### Task:
Where a line in the listing contains the string "문화일보", copy that line out.

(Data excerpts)
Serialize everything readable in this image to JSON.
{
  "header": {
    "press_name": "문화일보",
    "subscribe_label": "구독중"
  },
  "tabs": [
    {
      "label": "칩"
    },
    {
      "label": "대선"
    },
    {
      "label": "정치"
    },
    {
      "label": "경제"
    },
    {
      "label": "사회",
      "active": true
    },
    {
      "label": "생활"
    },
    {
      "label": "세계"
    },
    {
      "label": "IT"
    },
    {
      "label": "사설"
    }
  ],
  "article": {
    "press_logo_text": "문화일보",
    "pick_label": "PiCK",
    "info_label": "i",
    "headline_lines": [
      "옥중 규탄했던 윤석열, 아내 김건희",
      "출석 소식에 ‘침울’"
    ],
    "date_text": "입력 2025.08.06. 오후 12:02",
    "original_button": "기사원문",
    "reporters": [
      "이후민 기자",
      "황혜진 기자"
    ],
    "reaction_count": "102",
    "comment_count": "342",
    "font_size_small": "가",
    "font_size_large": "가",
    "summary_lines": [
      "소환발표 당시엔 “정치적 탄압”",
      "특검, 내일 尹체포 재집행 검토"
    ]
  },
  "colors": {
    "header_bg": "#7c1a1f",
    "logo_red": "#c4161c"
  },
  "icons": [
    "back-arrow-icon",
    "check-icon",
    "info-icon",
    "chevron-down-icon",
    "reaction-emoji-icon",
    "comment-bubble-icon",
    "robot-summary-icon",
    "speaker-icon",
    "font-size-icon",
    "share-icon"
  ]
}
--
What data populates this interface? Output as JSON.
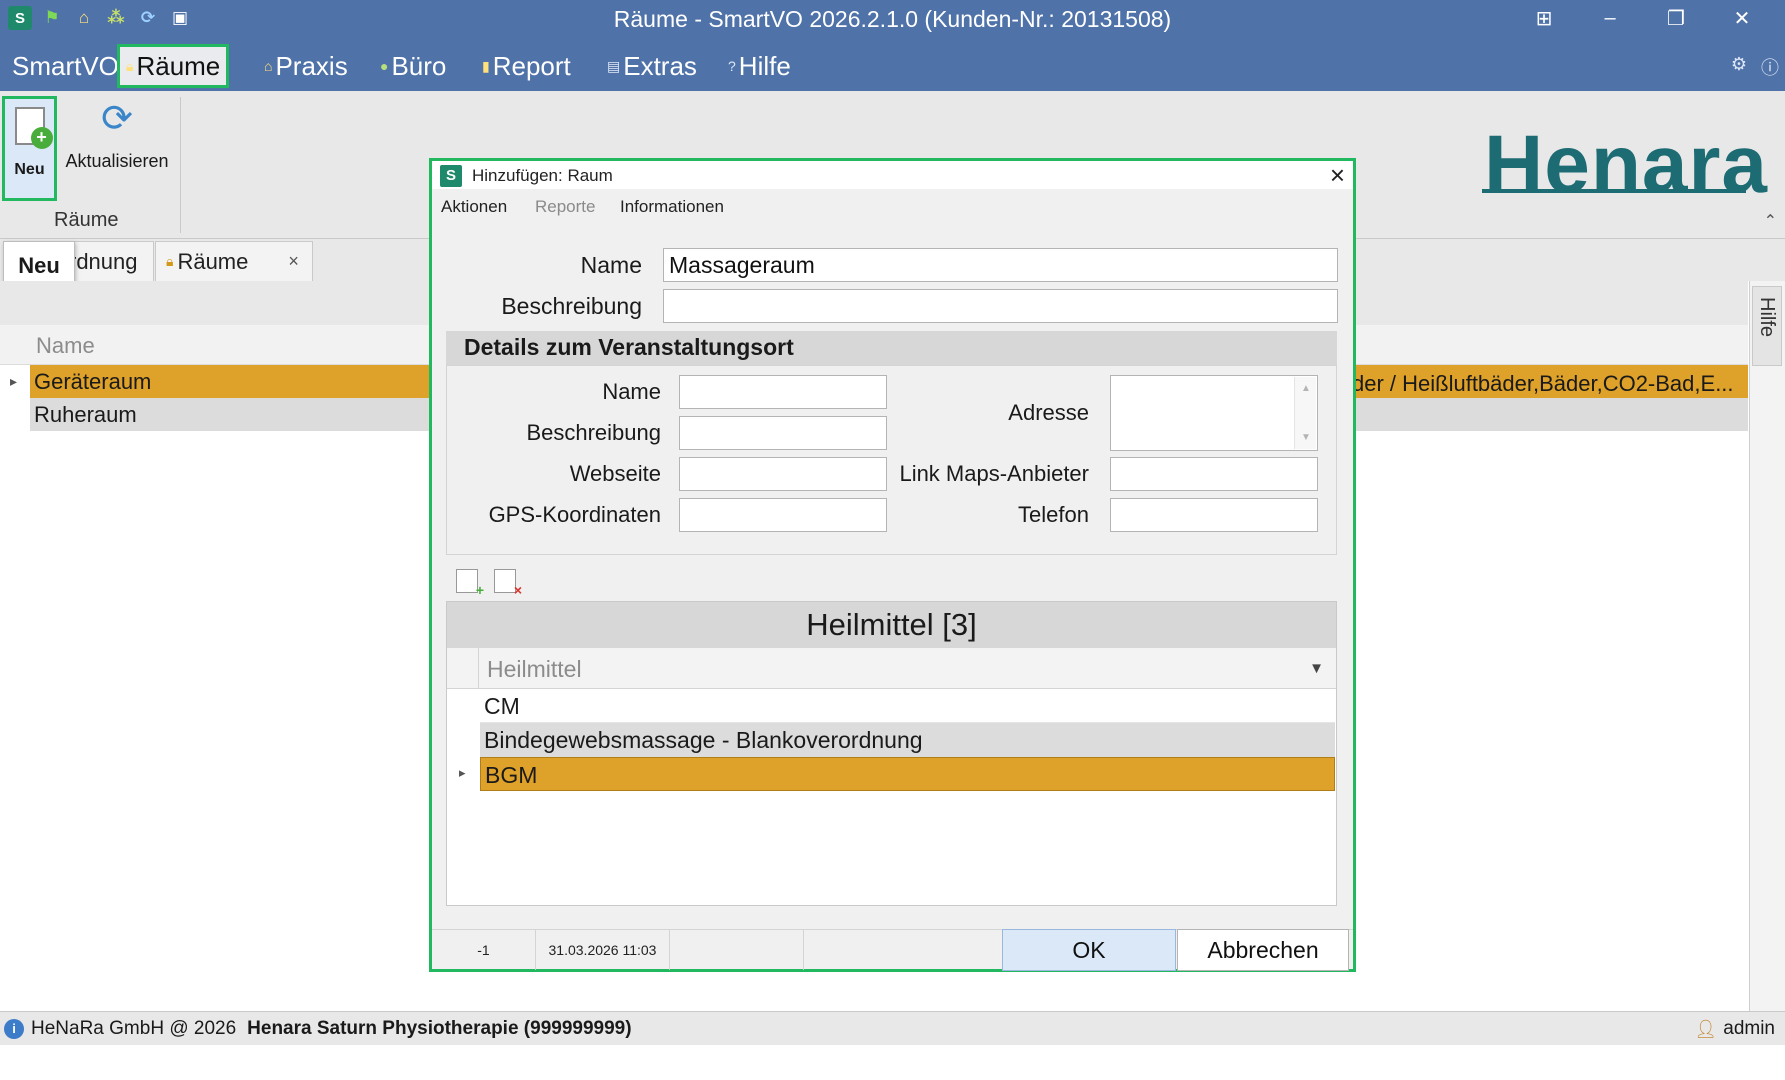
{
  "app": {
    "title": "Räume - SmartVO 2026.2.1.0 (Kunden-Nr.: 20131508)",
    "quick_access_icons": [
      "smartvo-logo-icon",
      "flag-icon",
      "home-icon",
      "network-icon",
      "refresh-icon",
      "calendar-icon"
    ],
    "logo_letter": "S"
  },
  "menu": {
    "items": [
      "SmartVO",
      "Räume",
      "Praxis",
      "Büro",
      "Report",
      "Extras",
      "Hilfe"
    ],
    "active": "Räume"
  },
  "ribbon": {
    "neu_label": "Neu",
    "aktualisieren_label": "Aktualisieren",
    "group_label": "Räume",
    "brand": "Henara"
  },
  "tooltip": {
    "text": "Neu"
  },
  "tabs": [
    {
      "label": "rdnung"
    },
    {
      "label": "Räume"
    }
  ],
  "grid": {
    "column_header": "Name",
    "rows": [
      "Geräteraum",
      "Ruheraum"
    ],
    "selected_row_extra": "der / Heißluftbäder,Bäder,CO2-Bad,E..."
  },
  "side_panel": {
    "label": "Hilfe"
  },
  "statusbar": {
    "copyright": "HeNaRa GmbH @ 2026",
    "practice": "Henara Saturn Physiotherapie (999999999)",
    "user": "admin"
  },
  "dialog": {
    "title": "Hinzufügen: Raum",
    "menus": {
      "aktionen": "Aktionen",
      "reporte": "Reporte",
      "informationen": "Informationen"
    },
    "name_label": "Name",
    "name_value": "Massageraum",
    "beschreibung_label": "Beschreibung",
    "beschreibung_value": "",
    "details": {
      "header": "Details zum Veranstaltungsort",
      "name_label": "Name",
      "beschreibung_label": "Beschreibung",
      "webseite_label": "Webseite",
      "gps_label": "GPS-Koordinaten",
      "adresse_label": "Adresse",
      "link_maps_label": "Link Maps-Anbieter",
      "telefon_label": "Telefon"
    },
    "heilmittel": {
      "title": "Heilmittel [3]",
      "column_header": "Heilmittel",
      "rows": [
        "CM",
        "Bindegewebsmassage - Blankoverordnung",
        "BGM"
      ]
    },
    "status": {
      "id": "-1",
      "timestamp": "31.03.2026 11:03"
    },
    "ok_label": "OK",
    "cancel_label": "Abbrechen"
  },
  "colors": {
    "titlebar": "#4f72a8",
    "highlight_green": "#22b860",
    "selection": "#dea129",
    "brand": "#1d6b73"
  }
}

### Expected output:
    "press_name": "문화일보",
    "press_logo_text": "문화일보",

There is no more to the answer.